→ Exercise requirements: Could you copy every line from the material below in which "conclusion" appears?

→ Dataset rows:
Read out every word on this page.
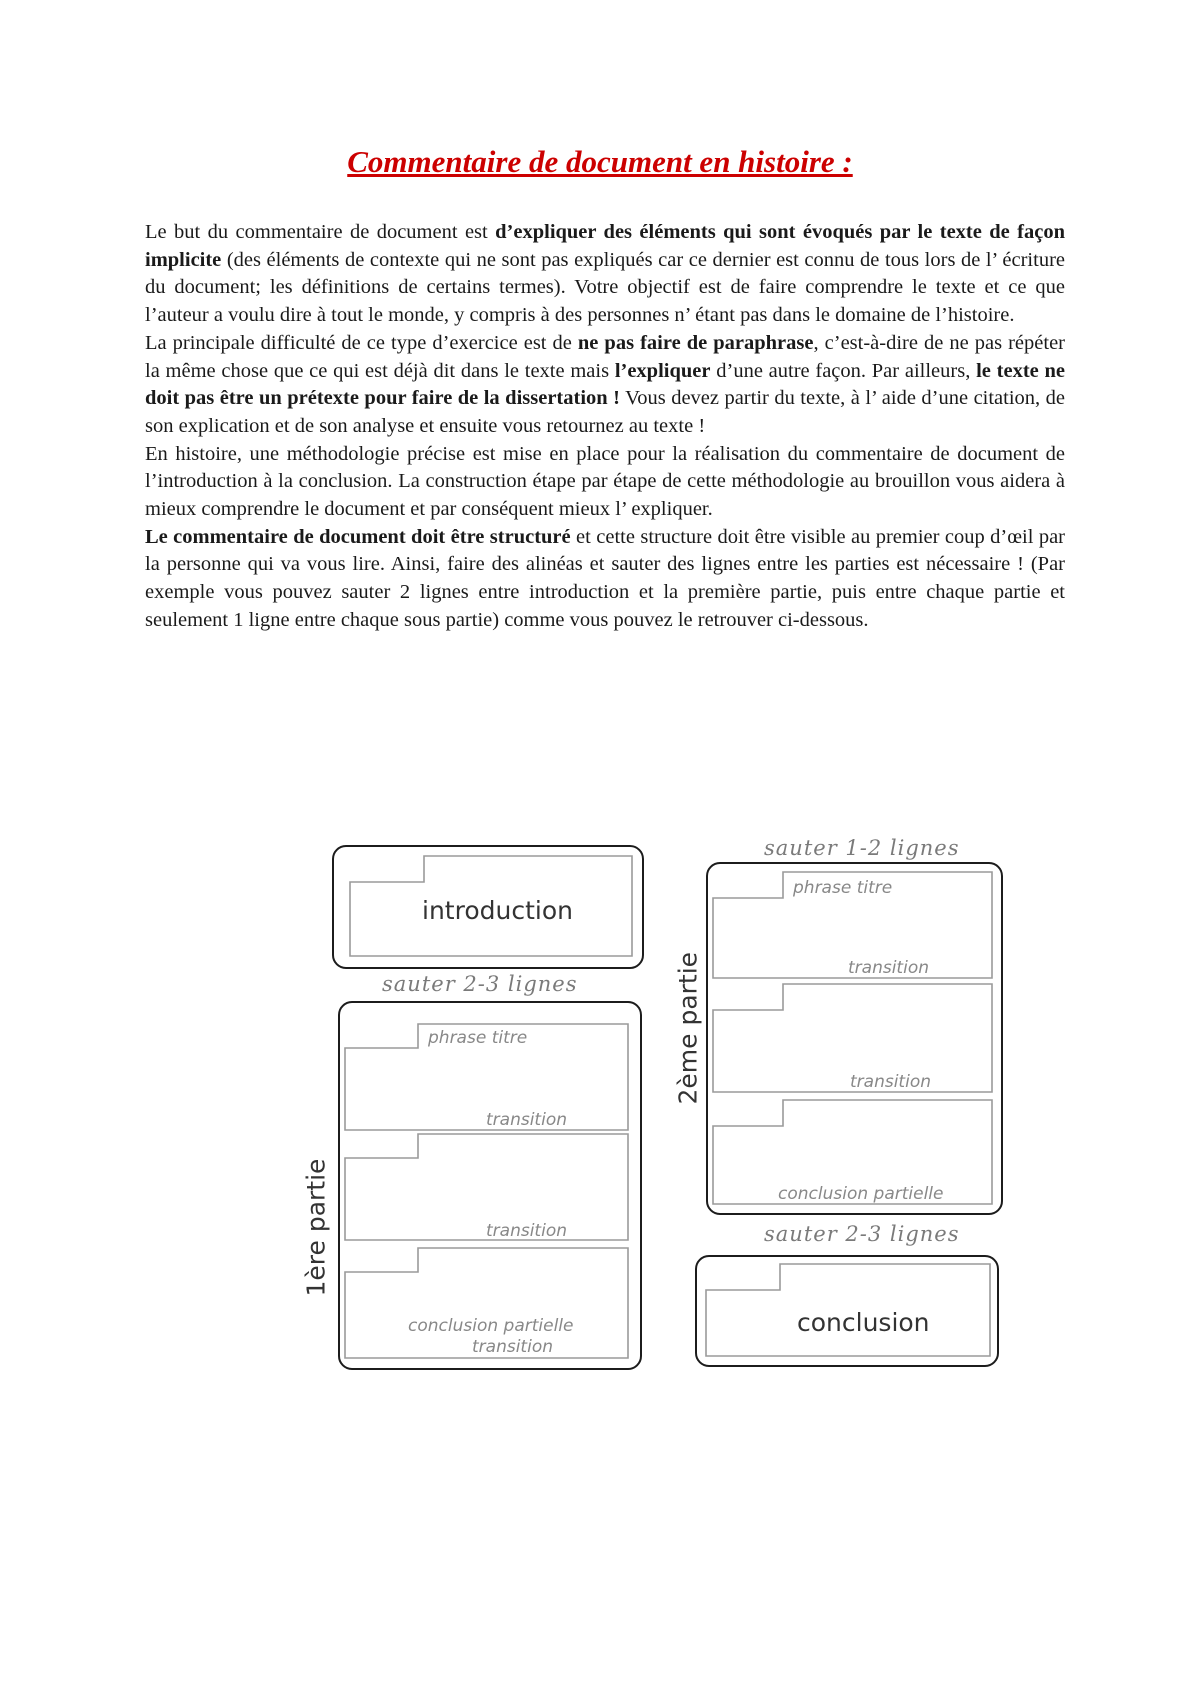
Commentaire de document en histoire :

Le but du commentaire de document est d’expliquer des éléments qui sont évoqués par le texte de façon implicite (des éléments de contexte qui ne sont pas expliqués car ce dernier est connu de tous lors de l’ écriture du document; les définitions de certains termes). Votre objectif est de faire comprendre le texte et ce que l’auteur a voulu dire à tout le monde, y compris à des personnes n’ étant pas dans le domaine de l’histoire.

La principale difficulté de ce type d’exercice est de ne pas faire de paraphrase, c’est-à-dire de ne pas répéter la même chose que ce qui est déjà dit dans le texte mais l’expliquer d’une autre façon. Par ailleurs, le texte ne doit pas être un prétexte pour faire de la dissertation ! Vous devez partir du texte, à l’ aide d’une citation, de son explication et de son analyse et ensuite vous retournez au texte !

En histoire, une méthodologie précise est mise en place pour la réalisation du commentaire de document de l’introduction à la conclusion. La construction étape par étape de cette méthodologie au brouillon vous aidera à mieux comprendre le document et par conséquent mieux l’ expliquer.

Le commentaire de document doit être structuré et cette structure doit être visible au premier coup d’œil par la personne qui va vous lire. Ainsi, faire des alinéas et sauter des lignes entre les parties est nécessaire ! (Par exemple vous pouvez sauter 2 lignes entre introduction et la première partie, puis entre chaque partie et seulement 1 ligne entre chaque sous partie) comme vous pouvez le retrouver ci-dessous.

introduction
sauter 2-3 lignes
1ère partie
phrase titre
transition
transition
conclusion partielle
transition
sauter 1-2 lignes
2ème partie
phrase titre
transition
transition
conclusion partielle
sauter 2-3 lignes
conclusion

→ Solution below:
En histoire, une méthodologie précise est mise en place pour la réalisation du commentaire de document de l’introduction à la conclusion. La construction étape par étape de cette méthodologie au brouillon vous aidera à mieux comprendre le document et par conséquent mieux l’ expliquer.
conclusion partielle
conclusion partielle
conclusion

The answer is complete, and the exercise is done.